## WRITTEN REQUEST
Will you output the entries below exactly, skipping every image they contain?
***
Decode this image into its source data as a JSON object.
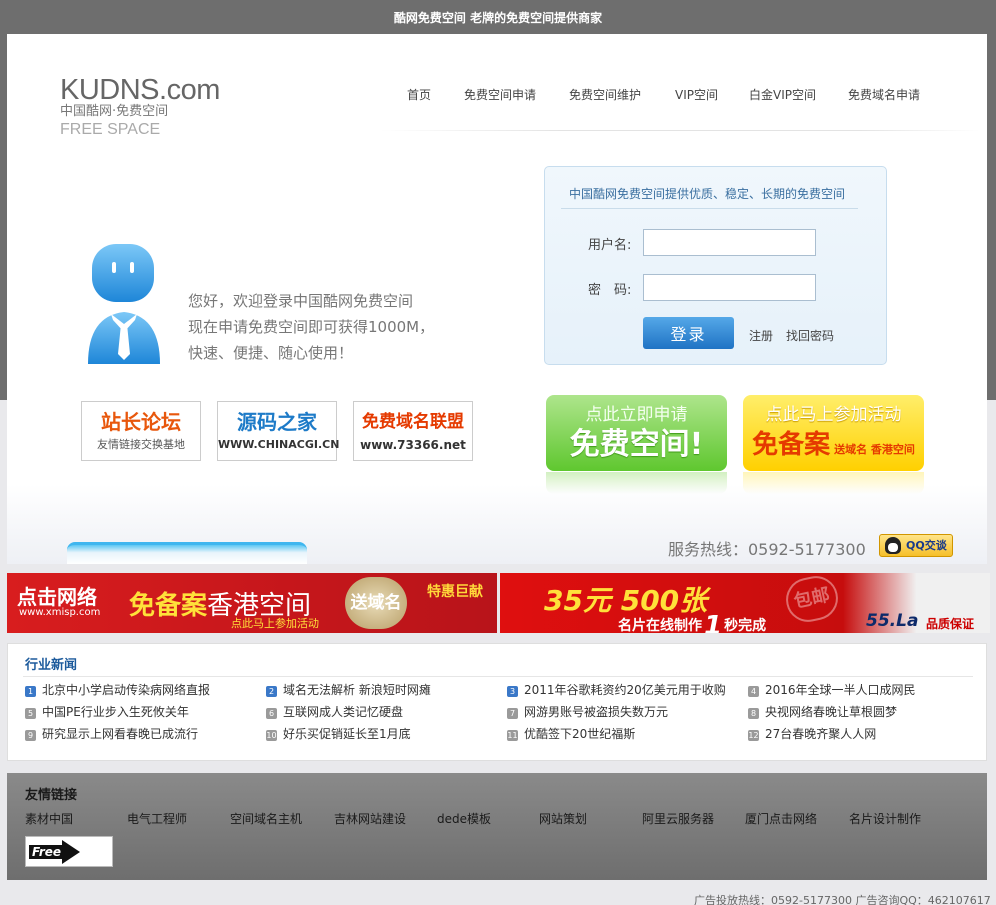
{
  "top_banner": "酷网免费空间 老牌的免费空间提供商家",
  "logo": {
    "line1": "KUDNS.com",
    "line2": "中国酷网·免费空间",
    "line3": "FREE SPACE"
  },
  "nav": [
    "首页",
    "免费空间申请",
    "免费空间维护",
    "VIP空间",
    "白金VIP空间",
    "免费域名申请"
  ],
  "welcome": [
    "您好，欢迎登录中国酷网免费空间",
    "现在申请免费空间即可获得1000M，",
    "快速、便捷、随心使用！"
  ],
  "login": {
    "title": "中国酷网免费空间提供优质、稳定、长期的免费空间",
    "username_label": "用户名:",
    "password_label": "密　码:",
    "username_value": "",
    "password_value": "",
    "submit": "登录",
    "register": "注册",
    "recover": "找回密码"
  },
  "partners": [
    {
      "big": "站长论坛",
      "small": "友情链接交换基地"
    },
    {
      "big": "源码之家",
      "small": "WWW.CHINACGI.CN"
    },
    {
      "big": "免费域名联盟",
      "small": "www.73366.net"
    }
  ],
  "promos": {
    "green": {
      "line1": "点此立即申请",
      "line2": "免费空间!"
    },
    "yellow": {
      "line1": "点此马上参加活动",
      "line2": "免备案",
      "extra": "送域名 香港空间"
    }
  },
  "hotline": "服务热线：0592-5177300",
  "qq_button": "QQ交谈",
  "banner_left": {
    "logo": "点击网络",
    "url": "www.xmisp.com",
    "head_yellow": "免备案",
    "head_white": "香港空间",
    "sub": "点此马上参加活动",
    "seal": "送域名",
    "tag": "特惠巨献"
  },
  "banner_right": {
    "price": "35元 500张",
    "mid_a": "名片在线制作",
    "mid_one": "1",
    "mid_b": "秒完成",
    "stamp": "包邮",
    "brand": "55.La",
    "quality": "品质保证"
  },
  "news": {
    "title": "行业新闻",
    "items": [
      {
        "num": "1",
        "text": "北京中小学启动传染病网络直报"
      },
      {
        "num": "2",
        "text": "域名无法解析 新浪短时网瘫"
      },
      {
        "num": "3",
        "text": "2011年谷歌耗资约20亿美元用于收购"
      },
      {
        "num": "4",
        "text": "2016年全球一半人口成网民"
      },
      {
        "num": "5",
        "text": "中国PE行业步入生死攸关年"
      },
      {
        "num": "6",
        "text": "互联网成人类记忆硬盘"
      },
      {
        "num": "7",
        "text": "网游男账号被盗损失数万元"
      },
      {
        "num": "8",
        "text": "央视网络春晚让草根圆梦"
      },
      {
        "num": "9",
        "text": "研究显示上网看春晚已成流行"
      },
      {
        "num": "10",
        "text": "好乐买促销延长至1月底"
      },
      {
        "num": "11",
        "text": "优酷签下20世纪福斯"
      },
      {
        "num": "12",
        "text": "27台春晚齐聚人人网"
      }
    ]
  },
  "friends": {
    "title": "友情链接",
    "links": [
      "素材中国",
      "电气工程师",
      "空间域名主机",
      "吉林网站建设",
      "dede模板",
      "网站策划",
      "阿里云服务器",
      "厦门点击网络",
      "名片设计制作"
    ],
    "badge": "Free"
  },
  "footer": "广告投放热线：0592-5177300  广告咨询QQ：462107617",
  "colors": {
    "nav_blue": "#1c5a9c",
    "promo_green": "#5fc72f",
    "promo_yellow": "#ffd000",
    "banner_red": "#d81d1e"
  }
}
***
## RESULT OF THIS TASK
Decode this image into its source data as a JSON object.
{
  "top_banner": "酷网免费空间 老牌的免费空间提供商家",
  "logo": {
    "line1": "KUDNS.com",
    "line2": "中国酷网·免费空间",
    "line3": "FREE SPACE"
  },
  "nav": [
    "首页",
    "免费空间申请",
    "免费空间维护",
    "VIP空间",
    "白金VIP空间",
    "免费域名申请"
  ],
  "welcome": [
    "您好，欢迎登录中国酷网免费空间",
    "现在申请免费空间即可获得1000M，",
    "快速、便捷、随心使用！"
  ],
  "login": {
    "title": "中国酷网免费空间提供优质、稳定、长期的免费空间",
    "username_label": "用户名:",
    "password_label": "密　码:",
    "username_value": "",
    "password_value": "",
    "submit": "登录",
    "register": "注册",
    "recover": "找回密码"
  },
  "partners": [
    {
      "big": "站长论坛",
      "small": "友情链接交换基地"
    },
    {
      "big": "源码之家",
      "small": "WWW.CHINACGI.CN"
    },
    {
      "big": "免费域名联盟",
      "small": "www.73366.net"
    }
  ],
  "promos": {
    "green": {
      "line1": "点此立即申请",
      "line2": "免费空间!"
    },
    "yellow": {
      "line1": "点此马上参加活动",
      "line2": "免备案",
      "extra": "送域名 香港空间"
    }
  },
  "hotline": "服务热线：0592-5177300",
  "qq_button": "QQ交谈",
  "banner_left": {
    "logo": "点击网络",
    "url": "www.xmisp.com",
    "head_yellow": "免备案",
    "head_white": "香港空间",
    "sub": "点此马上参加活动",
    "seal": "送域名",
    "tag": "特惠巨献"
  },
  "banner_right": {
    "price": "35元 500张",
    "mid_a": "名片在线制作",
    "mid_one": "1",
    "mid_b": "秒完成",
    "stamp": "包邮",
    "brand": "55.La",
    "quality": "品质保证"
  },
  "news": {
    "title": "行业新闻",
    "items": [
      {
        "num": "1",
        "text": "北京中小学启动传染病网络直报"
      },
      {
        "num": "2",
        "text": "域名无法解析 新浪短时网瘫"
      },
      {
        "num": "3",
        "text": "2011年谷歌耗资约20亿美元用于收购"
      },
      {
        "num": "4",
        "text": "2016年全球一半人口成网民"
      },
      {
        "num": "5",
        "text": "中国PE行业步入生死攸关年"
      },
      {
        "num": "6",
        "text": "互联网成人类记忆硬盘"
      },
      {
        "num": "7",
        "text": "网游男账号被盗损失数万元"
      },
      {
        "num": "8",
        "text": "央视网络春晚让草根圆梦"
      },
      {
        "num": "9",
        "text": "研究显示上网看春晚已成流行"
      },
      {
        "num": "10",
        "text": "好乐买促销延长至1月底"
      },
      {
        "num": "11",
        "text": "优酷签下20世纪福斯"
      },
      {
        "num": "12",
        "text": "27台春晚齐聚人人网"
      }
    ]
  },
  "friends": {
    "title": "友情链接",
    "links": [
      "素材中国",
      "电气工程师",
      "空间域名主机",
      "吉林网站建设",
      "dede模板",
      "网站策划",
      "阿里云服务器",
      "厦门点击网络",
      "名片设计制作"
    ],
    "badge": "Free"
  },
  "footer": "广告投放热线：0592-5177300  广告咨询QQ：462107617",
  "colors": {
    "nav_blue": "#1c5a9c",
    "promo_green": "#5fc72f",
    "promo_yellow": "#ffd000",
    "banner_red": "#d81d1e"
  }
}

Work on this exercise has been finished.